*Your instructions*. Copy all the material that follows, keeping every character the same.

*Material supplied*.
_ _ _ _

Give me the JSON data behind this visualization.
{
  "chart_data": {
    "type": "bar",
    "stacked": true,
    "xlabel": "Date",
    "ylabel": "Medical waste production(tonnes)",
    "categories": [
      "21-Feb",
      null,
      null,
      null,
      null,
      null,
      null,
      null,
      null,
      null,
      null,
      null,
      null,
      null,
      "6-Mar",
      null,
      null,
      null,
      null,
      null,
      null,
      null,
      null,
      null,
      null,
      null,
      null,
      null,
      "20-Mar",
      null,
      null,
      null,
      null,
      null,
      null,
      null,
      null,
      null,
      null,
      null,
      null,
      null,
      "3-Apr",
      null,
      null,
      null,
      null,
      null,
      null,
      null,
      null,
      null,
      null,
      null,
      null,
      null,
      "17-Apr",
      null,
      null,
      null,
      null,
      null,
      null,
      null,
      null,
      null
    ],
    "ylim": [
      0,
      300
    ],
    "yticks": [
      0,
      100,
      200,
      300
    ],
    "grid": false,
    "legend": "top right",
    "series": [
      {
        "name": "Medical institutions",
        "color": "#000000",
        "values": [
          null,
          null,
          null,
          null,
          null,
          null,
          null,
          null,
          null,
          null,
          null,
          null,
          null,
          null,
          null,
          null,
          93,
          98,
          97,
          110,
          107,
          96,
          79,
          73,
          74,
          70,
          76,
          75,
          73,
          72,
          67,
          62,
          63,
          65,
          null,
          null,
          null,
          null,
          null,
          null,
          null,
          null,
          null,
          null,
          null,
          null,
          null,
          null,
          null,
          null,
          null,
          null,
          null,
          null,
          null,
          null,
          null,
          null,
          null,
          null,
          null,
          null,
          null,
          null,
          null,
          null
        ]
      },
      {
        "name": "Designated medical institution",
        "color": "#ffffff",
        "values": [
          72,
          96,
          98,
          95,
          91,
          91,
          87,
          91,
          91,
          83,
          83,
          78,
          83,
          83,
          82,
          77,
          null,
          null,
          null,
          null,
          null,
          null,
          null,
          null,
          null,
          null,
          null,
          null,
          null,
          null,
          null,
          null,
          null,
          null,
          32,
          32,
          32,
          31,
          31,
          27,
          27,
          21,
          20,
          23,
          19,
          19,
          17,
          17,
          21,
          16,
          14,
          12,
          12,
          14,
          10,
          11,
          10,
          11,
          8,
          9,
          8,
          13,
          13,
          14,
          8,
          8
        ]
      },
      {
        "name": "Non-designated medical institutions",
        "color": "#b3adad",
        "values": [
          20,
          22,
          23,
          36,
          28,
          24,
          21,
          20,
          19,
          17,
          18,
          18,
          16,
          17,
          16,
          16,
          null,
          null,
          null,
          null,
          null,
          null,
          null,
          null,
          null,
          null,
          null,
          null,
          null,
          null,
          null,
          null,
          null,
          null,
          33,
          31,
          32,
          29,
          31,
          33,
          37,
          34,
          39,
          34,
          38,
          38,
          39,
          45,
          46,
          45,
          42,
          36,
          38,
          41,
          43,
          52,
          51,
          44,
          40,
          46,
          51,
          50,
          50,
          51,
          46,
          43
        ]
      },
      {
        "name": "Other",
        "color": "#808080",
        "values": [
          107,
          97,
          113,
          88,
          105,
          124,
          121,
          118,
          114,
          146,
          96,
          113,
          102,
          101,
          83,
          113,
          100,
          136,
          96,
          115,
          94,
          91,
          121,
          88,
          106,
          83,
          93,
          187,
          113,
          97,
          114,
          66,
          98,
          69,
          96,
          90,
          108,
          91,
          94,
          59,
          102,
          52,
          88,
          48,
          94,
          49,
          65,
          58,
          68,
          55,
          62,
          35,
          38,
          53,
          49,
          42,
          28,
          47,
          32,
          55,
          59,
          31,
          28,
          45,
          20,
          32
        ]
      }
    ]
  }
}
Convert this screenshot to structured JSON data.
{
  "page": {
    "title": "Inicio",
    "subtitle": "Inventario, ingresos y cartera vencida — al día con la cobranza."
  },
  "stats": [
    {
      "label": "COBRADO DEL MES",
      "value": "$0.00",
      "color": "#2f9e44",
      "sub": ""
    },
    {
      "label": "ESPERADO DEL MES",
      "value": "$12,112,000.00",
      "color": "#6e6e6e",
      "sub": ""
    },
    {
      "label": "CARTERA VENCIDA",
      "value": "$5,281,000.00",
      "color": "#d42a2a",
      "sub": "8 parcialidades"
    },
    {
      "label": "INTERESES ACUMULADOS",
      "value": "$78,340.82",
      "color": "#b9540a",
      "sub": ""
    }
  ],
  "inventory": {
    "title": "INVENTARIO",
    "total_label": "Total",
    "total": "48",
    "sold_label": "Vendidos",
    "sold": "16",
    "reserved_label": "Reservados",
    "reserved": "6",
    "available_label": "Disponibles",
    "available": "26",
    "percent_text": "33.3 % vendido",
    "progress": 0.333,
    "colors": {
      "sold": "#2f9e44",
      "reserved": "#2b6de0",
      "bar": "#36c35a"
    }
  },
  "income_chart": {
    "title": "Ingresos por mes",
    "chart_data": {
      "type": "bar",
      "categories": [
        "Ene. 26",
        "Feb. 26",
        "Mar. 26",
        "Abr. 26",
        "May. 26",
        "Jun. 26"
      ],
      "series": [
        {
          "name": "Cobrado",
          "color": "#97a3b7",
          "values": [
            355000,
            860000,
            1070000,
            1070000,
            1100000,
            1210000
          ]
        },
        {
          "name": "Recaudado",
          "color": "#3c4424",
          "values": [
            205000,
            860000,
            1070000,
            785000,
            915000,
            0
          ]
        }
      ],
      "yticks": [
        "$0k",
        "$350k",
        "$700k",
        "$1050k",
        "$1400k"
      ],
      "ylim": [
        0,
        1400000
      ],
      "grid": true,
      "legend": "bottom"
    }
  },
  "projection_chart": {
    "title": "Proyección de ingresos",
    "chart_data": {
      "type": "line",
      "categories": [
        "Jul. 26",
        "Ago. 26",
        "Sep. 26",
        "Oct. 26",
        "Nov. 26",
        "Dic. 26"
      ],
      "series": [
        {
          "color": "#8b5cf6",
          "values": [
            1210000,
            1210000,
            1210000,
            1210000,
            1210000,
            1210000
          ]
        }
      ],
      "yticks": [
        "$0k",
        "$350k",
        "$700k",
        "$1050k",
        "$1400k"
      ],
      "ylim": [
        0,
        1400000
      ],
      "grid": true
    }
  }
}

_ _ _ _

*Output for this task*.
Give me the JSON data behind this visualization.
{
  "chart_data": {
    "type": "bar",
    "stacked": true,
    "xlabel": "Date",
    "ylabel": "Medical waste production(tonnes)",
    "categories": [
      "21-Feb",
      null,
      null,
      null,
      null,
      null,
      null,
      null,
      null,
      null,
      null,
      null,
      null,
      null,
      "6-Mar",
      null,
      null,
      null,
      null,
      null,
      null,
      null,
      null,
      null,
      null,
      null,
      null,
      null,
      "20-Mar",
      null,
      null,
      null,
      null,
      null,
      null,
      null,
      null,
      null,
      null,
      null,
      null,
      null,
      "3-Apr",
      null,
      null,
      null,
      null,
      null,
      null,
      null,
      null,
      null,
      null,
      null,
      null,
      null,
      "17-Apr",
      null,
      null,
      null,
      null,
      null,
      null,
      null,
      null,
      null
    ],
    "ylim": [
      0,
      300
    ],
    "yticks": [
      0,
      100,
      200,
      300
    ],
    "grid": false,
    "legend": "top right",
    "series": [
      {
        "name": "Medical institutions",
        "color": "#000000",
        "values": [
          null,
          null,
          null,
          null,
          null,
          null,
          null,
          null,
          null,
          null,
          null,
          null,
          null,
          null,
          null,
          null,
          93,
          98,
          97,
          110,
          107,
          96,
          79,
          73,
          74,
          70,
          76,
          75,
          73,
          72,
          67,
          62,
          63,
          65,
          null,
          null,
          null,
          null,
          null,
          null,
          null,
          null,
          null,
          null,
          null,
          null,
          null,
          null,
          null,
          null,
          null,
          null,
          null,
          null,
          null,
          null,
          null,
          null,
          null,
          null,
          null,
          null,
          null,
          null,
          null,
          null
        ]
      },
      {
        "name": "Designated medical institution",
        "color": "#ffffff",
        "values": [
          72,
          96,
          98,
          95,
          91,
          91,
          87,
          91,
          91,
          83,
          83,
          78,
          83,
          83,
          82,
          77,
          null,
          null,
          null,
          null,
          null,
          null,
          null,
          null,
          null,
          null,
          null,
          null,
          null,
          null,
          null,
          null,
          null,
          null,
          32,
          32,
          32,
          31,
          31,
          27,
          27,
          21,
          20,
          23,
          19,
          19,
          17,
          17,
          21,
          16,
          14,
          12,
          12,
          14,
          10,
          11,
          10,
          11,
          8,
          9,
          8,
          13,
          13,
          14,
          8,
          8
        ]
      },
      {
        "name": "Non-designated medical institutions",
        "color": "#b3adad",
        "values": [
          20,
          22,
          23,
          36,
          28,
          24,
          21,
          20,
          19,
          17,
          18,
          18,
          16,
          17,
          16,
          16,
          null,
          null,
          null,
          null,
          null,
          null,
          null,
          null,
          null,
          null,
          null,
          null,
          null,
          null,
          null,
          null,
          null,
          null,
          33,
          31,
          32,
          29,
          31,
          33,
          37,
          34,
          39,
          34,
          38,
          38,
          39,
          45,
          46,
          45,
          42,
          36,
          38,
          41,
          43,
          52,
          51,
          44,
          40,
          46,
          51,
          50,
          50,
          51,
          46,
          43
        ]
      },
      {
        "name": "Other",
        "color": "#808080",
        "values": [
          107,
          97,
          113,
          88,
          105,
          124,
          121,
          118,
          114,
          146,
          96,
          113,
          102,
          101,
          83,
          113,
          100,
          136,
          96,
          115,
          94,
          91,
          121,
          88,
          106,
          83,
          93,
          187,
          113,
          97,
          114,
          66,
          98,
          69,
          96,
          90,
          108,
          91,
          94,
          59,
          102,
          52,
          88,
          48,
          94,
          49,
          65,
          58,
          68,
          55,
          62,
          35,
          38,
          53,
          49,
          42,
          28,
          47,
          32,
          55,
          59,
          31,
          28,
          45,
          20,
          32
        ]
      }
    ]
  }
}
Convert this screenshot to structured JSON data.
{
  "page": {
    "title": "Inicio",
    "subtitle": "Inventario, ingresos y cartera vencida — al día con la cobranza."
  },
  "stats": [
    {
      "label": "COBRADO DEL MES",
      "value": "$0.00",
      "color": "#2f9e44",
      "sub": ""
    },
    {
      "label": "ESPERADO DEL MES",
      "value": "$12,112,000.00",
      "color": "#6e6e6e",
      "sub": ""
    },
    {
      "label": "CARTERA VENCIDA",
      "value": "$5,281,000.00",
      "color": "#d42a2a",
      "sub": "8 parcialidades"
    },
    {
      "label": "INTERESES ACUMULADOS",
      "value": "$78,340.82",
      "color": "#b9540a",
      "sub": ""
    }
  ],
  "inventory": {
    "title": "INVENTARIO",
    "total_label": "Total",
    "total": "48",
    "sold_label": "Vendidos",
    "sold": "16",
    "reserved_label": "Reservados",
    "reserved": "6",
    "available_label": "Disponibles",
    "available": "26",
    "percent_text": "33.3 % vendido",
    "progress": 0.333,
    "colors": {
      "sold": "#2f9e44",
      "reserved": "#2b6de0",
      "bar": "#36c35a"
    }
  },
  "income_chart": {
    "title": "Ingresos por mes",
    "chart_data": {
      "type": "bar",
      "categories": [
        "Ene. 26",
        "Feb. 26",
        "Mar. 26",
        "Abr. 26",
        "May. 26",
        "Jun. 26"
      ],
      "series": [
        {
          "name": "Cobrado",
          "color": "#97a3b7",
          "values": [
            355000,
            860000,
            1070000,
            1070000,
            1100000,
            1210000
          ]
        },
        {
          "name": "Recaudado",
          "color": "#3c4424",
          "values": [
            205000,
            860000,
            1070000,
            785000,
            915000,
            0
          ]
        }
      ],
      "yticks": [
        "$0k",
        "$350k",
        "$700k",
        "$1050k",
        "$1400k"
      ],
      "ylim": [
        0,
        1400000
      ],
      "grid": true,
      "legend": "bottom"
    }
  },
  "projection_chart": {
    "title": "Proyección de ingresos",
    "chart_data": {
      "type": "line",
      "categories": [
        "Jul. 26",
        "Ago. 26",
        "Sep. 26",
        "Oct. 26",
        "Nov. 26",
        "Dic. 26"
      ],
      "series": [
        {
          "color": "#8b5cf6",
          "values": [
            1210000,
            1210000,
            1210000,
            1210000,
            1210000,
            1210000
          ]
        }
      ],
      "yticks": [
        "$0k",
        "$350k",
        "$700k",
        "$1050k",
        "$1400k"
      ],
      "ylim": [
        0,
        1400000
      ],
      "grid": true
    }
  }
}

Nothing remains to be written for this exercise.